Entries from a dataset
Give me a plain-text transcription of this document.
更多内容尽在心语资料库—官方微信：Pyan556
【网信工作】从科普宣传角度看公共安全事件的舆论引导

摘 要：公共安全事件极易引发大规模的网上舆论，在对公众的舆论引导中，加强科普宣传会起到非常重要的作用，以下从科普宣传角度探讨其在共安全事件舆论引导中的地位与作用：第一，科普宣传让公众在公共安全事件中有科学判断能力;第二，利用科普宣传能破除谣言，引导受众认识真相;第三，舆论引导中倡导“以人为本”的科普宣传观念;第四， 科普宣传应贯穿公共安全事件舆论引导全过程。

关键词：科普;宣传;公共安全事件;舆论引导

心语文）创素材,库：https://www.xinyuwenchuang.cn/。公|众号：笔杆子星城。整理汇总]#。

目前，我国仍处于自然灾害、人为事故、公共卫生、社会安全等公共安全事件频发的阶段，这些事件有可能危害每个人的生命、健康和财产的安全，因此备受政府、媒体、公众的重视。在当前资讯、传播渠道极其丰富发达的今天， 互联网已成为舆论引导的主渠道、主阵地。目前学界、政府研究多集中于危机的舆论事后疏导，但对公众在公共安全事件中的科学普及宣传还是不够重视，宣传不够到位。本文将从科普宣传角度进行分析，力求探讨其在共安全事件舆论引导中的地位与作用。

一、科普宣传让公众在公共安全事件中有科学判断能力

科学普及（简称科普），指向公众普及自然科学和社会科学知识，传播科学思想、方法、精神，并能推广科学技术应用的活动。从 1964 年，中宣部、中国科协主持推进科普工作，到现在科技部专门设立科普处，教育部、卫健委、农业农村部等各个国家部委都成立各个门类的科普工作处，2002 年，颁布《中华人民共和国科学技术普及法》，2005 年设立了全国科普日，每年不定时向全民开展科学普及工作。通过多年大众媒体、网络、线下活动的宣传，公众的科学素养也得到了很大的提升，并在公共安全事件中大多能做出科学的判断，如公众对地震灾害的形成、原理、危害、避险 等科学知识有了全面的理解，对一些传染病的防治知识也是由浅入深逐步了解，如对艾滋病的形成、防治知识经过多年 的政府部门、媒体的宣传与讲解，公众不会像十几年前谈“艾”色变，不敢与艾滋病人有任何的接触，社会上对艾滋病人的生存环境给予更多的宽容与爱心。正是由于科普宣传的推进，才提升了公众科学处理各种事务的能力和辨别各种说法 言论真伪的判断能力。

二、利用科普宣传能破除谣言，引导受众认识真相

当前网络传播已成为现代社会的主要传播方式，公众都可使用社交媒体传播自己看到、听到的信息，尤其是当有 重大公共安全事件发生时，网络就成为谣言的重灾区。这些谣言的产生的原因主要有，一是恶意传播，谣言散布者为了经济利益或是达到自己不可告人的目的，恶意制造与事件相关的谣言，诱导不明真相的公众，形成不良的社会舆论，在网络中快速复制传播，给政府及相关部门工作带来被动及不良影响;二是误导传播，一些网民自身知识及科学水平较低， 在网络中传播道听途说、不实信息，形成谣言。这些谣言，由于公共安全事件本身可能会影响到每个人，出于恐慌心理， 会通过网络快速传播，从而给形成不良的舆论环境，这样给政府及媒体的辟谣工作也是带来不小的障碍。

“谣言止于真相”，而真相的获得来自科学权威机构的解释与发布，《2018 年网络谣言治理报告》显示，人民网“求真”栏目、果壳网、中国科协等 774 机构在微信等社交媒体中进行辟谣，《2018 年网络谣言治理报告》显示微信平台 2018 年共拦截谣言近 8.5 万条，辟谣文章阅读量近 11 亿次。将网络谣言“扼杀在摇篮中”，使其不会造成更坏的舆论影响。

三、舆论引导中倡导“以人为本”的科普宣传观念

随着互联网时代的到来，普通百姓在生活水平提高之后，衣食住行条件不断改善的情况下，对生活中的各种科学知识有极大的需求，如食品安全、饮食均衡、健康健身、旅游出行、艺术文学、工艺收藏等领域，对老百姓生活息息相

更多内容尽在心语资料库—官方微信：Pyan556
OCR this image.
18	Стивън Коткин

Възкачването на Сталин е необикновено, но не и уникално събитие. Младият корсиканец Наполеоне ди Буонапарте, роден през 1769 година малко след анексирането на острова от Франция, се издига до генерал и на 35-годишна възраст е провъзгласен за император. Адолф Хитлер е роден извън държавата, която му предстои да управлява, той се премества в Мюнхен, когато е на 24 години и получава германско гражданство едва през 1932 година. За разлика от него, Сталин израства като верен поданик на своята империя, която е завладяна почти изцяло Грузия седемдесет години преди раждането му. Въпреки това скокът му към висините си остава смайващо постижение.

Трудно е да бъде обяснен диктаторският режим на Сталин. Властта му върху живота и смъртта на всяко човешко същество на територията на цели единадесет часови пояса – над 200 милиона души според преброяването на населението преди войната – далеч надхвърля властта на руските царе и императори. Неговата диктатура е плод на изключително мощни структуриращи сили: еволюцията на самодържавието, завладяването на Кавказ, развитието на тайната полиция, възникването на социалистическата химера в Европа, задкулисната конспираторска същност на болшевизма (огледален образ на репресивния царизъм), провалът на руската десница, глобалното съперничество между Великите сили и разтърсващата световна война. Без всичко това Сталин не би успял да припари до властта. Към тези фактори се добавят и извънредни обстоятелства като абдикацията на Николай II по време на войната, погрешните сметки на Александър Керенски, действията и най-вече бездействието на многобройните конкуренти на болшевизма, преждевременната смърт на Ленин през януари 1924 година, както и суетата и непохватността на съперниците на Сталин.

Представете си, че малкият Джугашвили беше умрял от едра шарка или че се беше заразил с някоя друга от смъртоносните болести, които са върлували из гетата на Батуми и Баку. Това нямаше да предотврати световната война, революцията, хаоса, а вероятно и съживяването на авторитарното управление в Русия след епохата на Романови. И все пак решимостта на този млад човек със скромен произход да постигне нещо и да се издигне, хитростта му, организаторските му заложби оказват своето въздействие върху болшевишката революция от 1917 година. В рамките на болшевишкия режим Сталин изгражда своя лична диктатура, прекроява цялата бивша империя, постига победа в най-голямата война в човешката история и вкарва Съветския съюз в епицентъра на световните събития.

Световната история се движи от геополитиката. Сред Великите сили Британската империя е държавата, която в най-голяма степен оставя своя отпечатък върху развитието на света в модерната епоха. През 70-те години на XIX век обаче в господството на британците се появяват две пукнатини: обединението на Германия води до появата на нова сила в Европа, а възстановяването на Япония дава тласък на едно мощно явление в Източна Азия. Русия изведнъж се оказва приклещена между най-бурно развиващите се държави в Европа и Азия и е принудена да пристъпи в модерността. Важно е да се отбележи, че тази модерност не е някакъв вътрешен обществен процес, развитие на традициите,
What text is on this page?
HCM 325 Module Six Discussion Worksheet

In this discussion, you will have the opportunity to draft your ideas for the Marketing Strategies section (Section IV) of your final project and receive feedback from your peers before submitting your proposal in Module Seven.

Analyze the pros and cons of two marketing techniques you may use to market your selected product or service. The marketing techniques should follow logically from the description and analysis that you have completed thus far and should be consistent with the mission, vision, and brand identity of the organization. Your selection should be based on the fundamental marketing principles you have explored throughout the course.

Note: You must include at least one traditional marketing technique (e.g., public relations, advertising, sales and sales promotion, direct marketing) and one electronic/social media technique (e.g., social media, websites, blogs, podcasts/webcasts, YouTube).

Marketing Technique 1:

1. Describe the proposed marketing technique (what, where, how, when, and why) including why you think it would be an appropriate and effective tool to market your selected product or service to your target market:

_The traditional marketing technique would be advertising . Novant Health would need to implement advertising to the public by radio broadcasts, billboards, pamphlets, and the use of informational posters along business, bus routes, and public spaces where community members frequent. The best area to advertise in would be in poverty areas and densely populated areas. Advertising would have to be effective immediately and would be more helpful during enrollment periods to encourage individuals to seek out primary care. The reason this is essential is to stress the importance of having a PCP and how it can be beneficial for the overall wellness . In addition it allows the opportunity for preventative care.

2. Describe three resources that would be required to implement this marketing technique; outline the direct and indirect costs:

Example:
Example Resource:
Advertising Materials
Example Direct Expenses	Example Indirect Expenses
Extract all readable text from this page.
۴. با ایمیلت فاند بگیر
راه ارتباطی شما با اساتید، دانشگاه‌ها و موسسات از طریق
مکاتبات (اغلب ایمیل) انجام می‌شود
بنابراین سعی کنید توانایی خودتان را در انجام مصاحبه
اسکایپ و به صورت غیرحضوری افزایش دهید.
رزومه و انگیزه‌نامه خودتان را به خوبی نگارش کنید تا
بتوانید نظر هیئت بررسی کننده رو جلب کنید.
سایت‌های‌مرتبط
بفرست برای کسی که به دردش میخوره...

INSTRUCTIONS FOR THE TASK:
Answer with a single number: the count of lines holding the word "развитието".

FINAL ANSWER:
2